## Request
Repeat the material exactly as it appears.

## Records supplied
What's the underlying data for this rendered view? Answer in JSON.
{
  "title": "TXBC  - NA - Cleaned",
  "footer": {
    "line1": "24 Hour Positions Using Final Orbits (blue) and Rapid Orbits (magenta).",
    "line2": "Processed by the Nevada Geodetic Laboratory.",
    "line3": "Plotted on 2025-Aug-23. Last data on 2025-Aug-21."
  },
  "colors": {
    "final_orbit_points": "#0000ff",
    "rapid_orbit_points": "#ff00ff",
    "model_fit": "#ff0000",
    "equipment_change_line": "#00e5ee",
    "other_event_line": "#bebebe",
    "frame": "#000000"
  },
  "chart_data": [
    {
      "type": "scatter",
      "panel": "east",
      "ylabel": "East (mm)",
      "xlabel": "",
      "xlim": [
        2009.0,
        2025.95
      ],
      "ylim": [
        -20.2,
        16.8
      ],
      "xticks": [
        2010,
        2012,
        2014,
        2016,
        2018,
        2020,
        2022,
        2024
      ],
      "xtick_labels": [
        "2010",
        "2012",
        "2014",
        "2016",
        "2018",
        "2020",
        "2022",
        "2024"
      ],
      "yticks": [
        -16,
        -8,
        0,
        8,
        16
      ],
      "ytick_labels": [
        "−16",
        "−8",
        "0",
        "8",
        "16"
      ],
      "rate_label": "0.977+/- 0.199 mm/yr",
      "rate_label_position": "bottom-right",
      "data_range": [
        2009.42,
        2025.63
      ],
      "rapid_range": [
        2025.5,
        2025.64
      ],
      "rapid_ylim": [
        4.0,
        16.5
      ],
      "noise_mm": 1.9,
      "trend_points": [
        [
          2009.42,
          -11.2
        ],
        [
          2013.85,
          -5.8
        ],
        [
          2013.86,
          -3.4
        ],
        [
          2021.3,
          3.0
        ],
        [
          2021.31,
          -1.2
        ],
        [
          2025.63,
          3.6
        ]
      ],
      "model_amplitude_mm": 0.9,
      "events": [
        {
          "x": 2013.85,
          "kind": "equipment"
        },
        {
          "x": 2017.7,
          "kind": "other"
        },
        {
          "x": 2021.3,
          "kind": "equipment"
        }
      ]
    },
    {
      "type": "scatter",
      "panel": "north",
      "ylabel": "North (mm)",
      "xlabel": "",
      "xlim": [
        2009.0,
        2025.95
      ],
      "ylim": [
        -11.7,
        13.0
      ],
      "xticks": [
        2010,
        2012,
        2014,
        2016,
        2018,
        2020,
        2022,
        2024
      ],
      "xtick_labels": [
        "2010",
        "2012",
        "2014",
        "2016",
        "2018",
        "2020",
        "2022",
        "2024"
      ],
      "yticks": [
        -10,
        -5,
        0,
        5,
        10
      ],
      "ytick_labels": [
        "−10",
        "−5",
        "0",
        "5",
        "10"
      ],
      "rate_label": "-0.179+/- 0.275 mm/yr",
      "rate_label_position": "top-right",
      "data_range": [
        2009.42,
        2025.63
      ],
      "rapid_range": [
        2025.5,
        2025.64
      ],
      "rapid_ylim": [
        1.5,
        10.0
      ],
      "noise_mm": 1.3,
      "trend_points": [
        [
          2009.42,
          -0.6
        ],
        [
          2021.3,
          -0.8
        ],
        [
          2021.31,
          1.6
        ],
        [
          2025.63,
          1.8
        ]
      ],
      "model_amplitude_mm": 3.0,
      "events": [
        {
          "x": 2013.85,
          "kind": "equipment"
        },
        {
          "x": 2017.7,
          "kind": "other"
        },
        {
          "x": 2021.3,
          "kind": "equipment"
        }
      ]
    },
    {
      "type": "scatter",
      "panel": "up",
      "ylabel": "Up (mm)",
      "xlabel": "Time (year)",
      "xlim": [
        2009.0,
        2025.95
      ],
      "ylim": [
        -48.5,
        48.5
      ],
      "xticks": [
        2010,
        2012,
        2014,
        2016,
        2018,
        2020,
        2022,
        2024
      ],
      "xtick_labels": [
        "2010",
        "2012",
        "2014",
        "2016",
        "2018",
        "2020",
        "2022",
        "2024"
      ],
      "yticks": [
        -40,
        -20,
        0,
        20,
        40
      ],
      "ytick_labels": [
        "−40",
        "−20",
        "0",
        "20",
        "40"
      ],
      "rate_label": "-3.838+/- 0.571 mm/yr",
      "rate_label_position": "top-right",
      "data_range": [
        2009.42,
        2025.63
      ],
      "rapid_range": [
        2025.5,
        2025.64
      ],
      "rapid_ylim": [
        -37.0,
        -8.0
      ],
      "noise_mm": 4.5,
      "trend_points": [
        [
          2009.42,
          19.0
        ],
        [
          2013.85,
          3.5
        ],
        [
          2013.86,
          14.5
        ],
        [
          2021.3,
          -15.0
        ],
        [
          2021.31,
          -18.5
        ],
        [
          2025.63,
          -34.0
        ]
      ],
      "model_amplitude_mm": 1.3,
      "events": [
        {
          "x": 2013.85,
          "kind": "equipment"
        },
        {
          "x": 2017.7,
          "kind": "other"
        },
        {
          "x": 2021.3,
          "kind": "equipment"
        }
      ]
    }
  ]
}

## Finished exercise
What's the underlying data for this rendered view? Answer in JSON.
{
  "title": "TXBC  - NA - Cleaned",
  "footer": {
    "line1": "24 Hour Positions Using Final Orbits (blue) and Rapid Orbits (magenta).",
    "line2": "Processed by the Nevada Geodetic Laboratory.",
    "line3": "Plotted on 2025-Aug-23. Last data on 2025-Aug-21."
  },
  "colors": {
    "final_orbit_points": "#0000ff",
    "rapid_orbit_points": "#ff00ff",
    "model_fit": "#ff0000",
    "equipment_change_line": "#00e5ee",
    "other_event_line": "#bebebe",
    "frame": "#000000"
  },
  "chart_data": [
    {
      "type": "scatter",
      "panel": "east",
      "ylabel": "East (mm)",
      "xlabel": "",
      "xlim": [
        2009.0,
        2025.95
      ],
      "ylim": [
        -20.2,
        16.8
      ],
      "xticks": [
        2010,
        2012,
        2014,
        2016,
        2018,
        2020,
        2022,
        2024
      ],
      "xtick_labels": [
        "2010",
        "2012",
        "2014",
        "2016",
        "2018",
        "2020",
        "2022",
        "2024"
      ],
      "yticks": [
        -16,
        -8,
        0,
        8,
        16
      ],
      "ytick_labels": [
        "−16",
        "−8",
        "0",
        "8",
        "16"
      ],
      "rate_label": "0.977+/- 0.199 mm/yr",
      "rate_label_position": "bottom-right",
      "data_range": [
        2009.42,
        2025.63
      ],
      "rapid_range": [
        2025.5,
        2025.64
      ],
      "rapid_ylim": [
        4.0,
        16.5
      ],
      "noise_mm": 1.9,
      "trend_points": [
        [
          2009.42,
          -11.2
        ],
        [
          2013.85,
          -5.8
        ],
        [
          2013.86,
          -3.4
        ],
        [
          2021.3,
          3.0
        ],
        [
          2021.31,
          -1.2
        ],
        [
          2025.63,
          3.6
        ]
      ],
      "model_amplitude_mm": 0.9,
      "events": [
        {
          "x": 2013.85,
          "kind": "equipment"
        },
        {
          "x": 2017.7,
          "kind": "other"
        },
        {
          "x": 2021.3,
          "kind": "equipment"
        }
      ]
    },
    {
      "type": "scatter",
      "panel": "north",
      "ylabel": "North (mm)",
      "xlabel": "",
      "xlim": [
        2009.0,
        2025.95
      ],
      "ylim": [
        -11.7,
        13.0
      ],
      "xticks": [
        2010,
        2012,
        2014,
        2016,
        2018,
        2020,
        2022,
        2024
      ],
      "xtick_labels": [
        "2010",
        "2012",
        "2014",
        "2016",
        "2018",
        "2020",
        "2022",
        "2024"
      ],
      "yticks": [
        -10,
        -5,
        0,
        5,
        10
      ],
      "ytick_labels": [
        "−10",
        "−5",
        "0",
        "5",
        "10"
      ],
      "rate_label": "-0.179+/- 0.275 mm/yr",
      "rate_label_position": "top-right",
      "data_range": [
        2009.42,
        2025.63
      ],
      "rapid_range": [
        2025.5,
        2025.64
      ],
      "rapid_ylim": [
        1.5,
        10.0
      ],
      "noise_mm": 1.3,
      "trend_points": [
        [
          2009.42,
          -0.6
        ],
        [
          2021.3,
          -0.8
        ],
        [
          2021.31,
          1.6
        ],
        [
          2025.63,
          1.8
        ]
      ],
      "model_amplitude_mm": 3.0,
      "events": [
        {
          "x": 2013.85,
          "kind": "equipment"
        },
        {
          "x": 2017.7,
          "kind": "other"
        },
        {
          "x": 2021.3,
          "kind": "equipment"
        }
      ]
    },
    {
      "type": "scatter",
      "panel": "up",
      "ylabel": "Up (mm)",
      "xlabel": "Time (year)",
      "xlim": [
        2009.0,
        2025.95
      ],
      "ylim": [
        -48.5,
        48.5
      ],
      "xticks": [
        2010,
        2012,
        2014,
        2016,
        2018,
        2020,
        2022,
        2024
      ],
      "xtick_labels": [
        "2010",
        "2012",
        "2014",
        "2016",
        "2018",
        "2020",
        "2022",
        "2024"
      ],
      "yticks": [
        -40,
        -20,
        0,
        20,
        40
      ],
      "ytick_labels": [
        "−40",
        "−20",
        "0",
        "20",
        "40"
      ],
      "rate_label": "-3.838+/- 0.571 mm/yr",
      "rate_label_position": "top-right",
      "data_range": [
        2009.42,
        2025.63
      ],
      "rapid_range": [
        2025.5,
        2025.64
      ],
      "rapid_ylim": [
        -37.0,
        -8.0
      ],
      "noise_mm": 4.5,
      "trend_points": [
        [
          2009.42,
          19.0
        ],
        [
          2013.85,
          3.5
        ],
        [
          2013.86,
          14.5
        ],
        [
          2021.3,
          -15.0
        ],
        [
          2021.31,
          -18.5
        ],
        [
          2025.63,
          -34.0
        ]
      ],
      "model_amplitude_mm": 1.3,
      "events": [
        {
          "x": 2013.85,
          "kind": "equipment"
        },
        {
          "x": 2017.7,
          "kind": "other"
        },
        {
          "x": 2021.3,
          "kind": "equipment"
        }
      ]
    }
  ]
}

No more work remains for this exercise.